> Task objective: Copy each line of the data below exactly, leaving out pictures.

Stored dataset items
————

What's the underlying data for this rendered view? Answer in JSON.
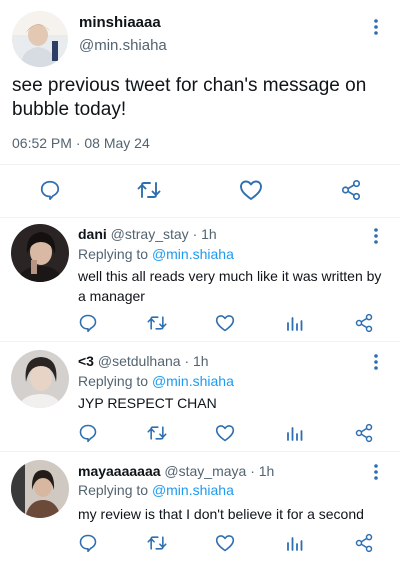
{
  "main_tweet": {
    "display_name": "minshiaaaa",
    "handle": "@min.shiaha",
    "text": "see previous tweet for chan's message on bubble today!",
    "timestamp": "06:52 PM · 08 May 24"
  },
  "replies": [
    {
      "display_name": "dani",
      "handle_time": "@stray_stay · 1h",
      "replying_prefix": "Replying to",
      "replying_to": "@min.shiaha",
      "text": "well this all reads very much like it was written by a manager"
    },
    {
      "display_name": "<3",
      "handle_time": "@setdulhana · 1h",
      "replying_prefix": "Replying to",
      "replying_to": "@min.shiaha",
      "text": "JYP RESPECT CHAN"
    },
    {
      "display_name": "mayaaaaaaa",
      "handle_time": "@stay_maya · 1h",
      "replying_prefix": "Replying to",
      "replying_to": "@min.shiaha",
      "text": "my review is that I don't believe it for a second"
    }
  ],
  "colors": {
    "icon": "#2f6fb0",
    "secondary_text": "#536471",
    "link": "#1d9bf0",
    "divider": "#eff3f4"
  },
  "icons": [
    "reply-icon",
    "retweet-icon",
    "like-icon",
    "analytics-icon",
    "share-icon",
    "more-options-icon"
  ]
}
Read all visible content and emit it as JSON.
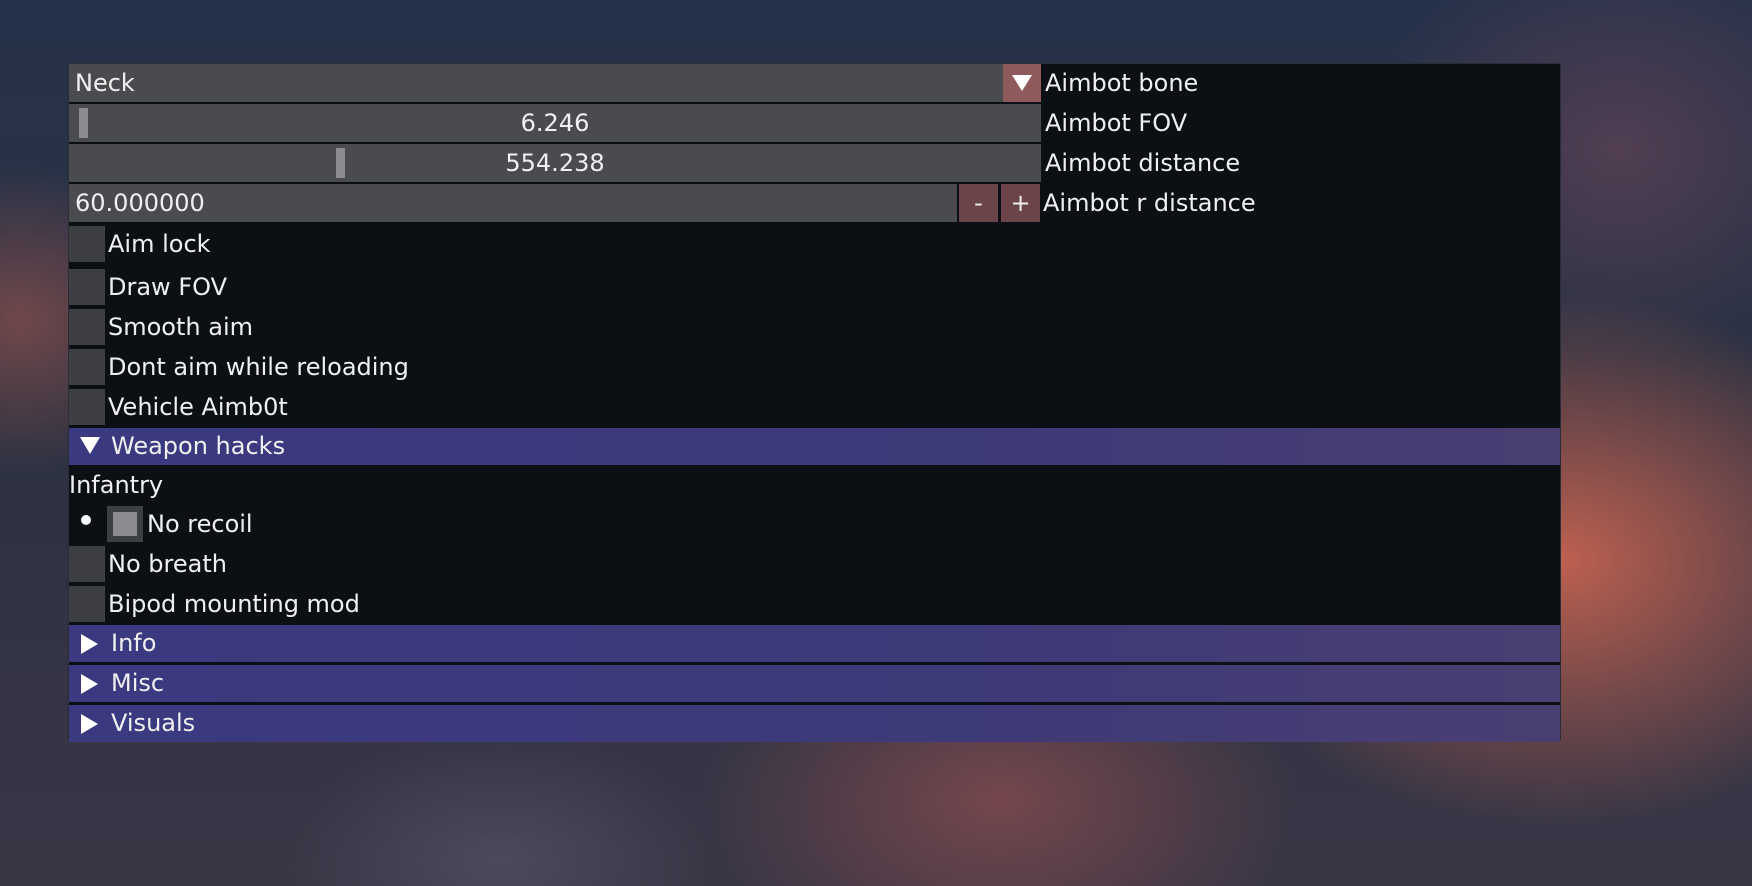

————

> Exercise solution:
What's the underlying data for this rendered view? Answer in JSON.
{
  "main_tweet": {
    "display_name": "minshiaaaa",
    "handle": "@min.shiaha",
    "text": "see previous tweet for chan's message on bubble today!",
    "timestamp": "06:52 PM · 08 May 24"
  },
  "replies": [
    {
      "display_name": "dani",
      "handle_time": "@stray_stay · 1h",
      "replying_prefix": "Replying to",
      "replying_to": "@min.shiaha",
      "text": "well this all reads very much like it was written by a manager"
    },
    {
      "display_name": "<3",
      "handle_time": "@setdulhana · 1h",
      "replying_prefix": "Replying to",
      "replying_to": "@min.shiaha",
      "text": "JYP RESPECT CHAN"
    },
    {
      "display_name": "mayaaaaaaa",
      "handle_time": "@stay_maya · 1h",
      "replying_prefix": "Replying to",
      "replying_to": "@min.shiaha",
      "text": "my review is that I don't believe it for a second"
    }
  ],
  "colors": {
    "icon": "#2f6fb0",
    "secondary_text": "#536471",
    "link": "#1d9bf0",
    "divider": "#eff3f4"
  },
  "icons": [
    "reply-icon",
    "retweet-icon",
    "like-icon",
    "analytics-icon",
    "share-icon",
    "more-options-icon"
  ]
}
Read all visible content and emit it as JSON.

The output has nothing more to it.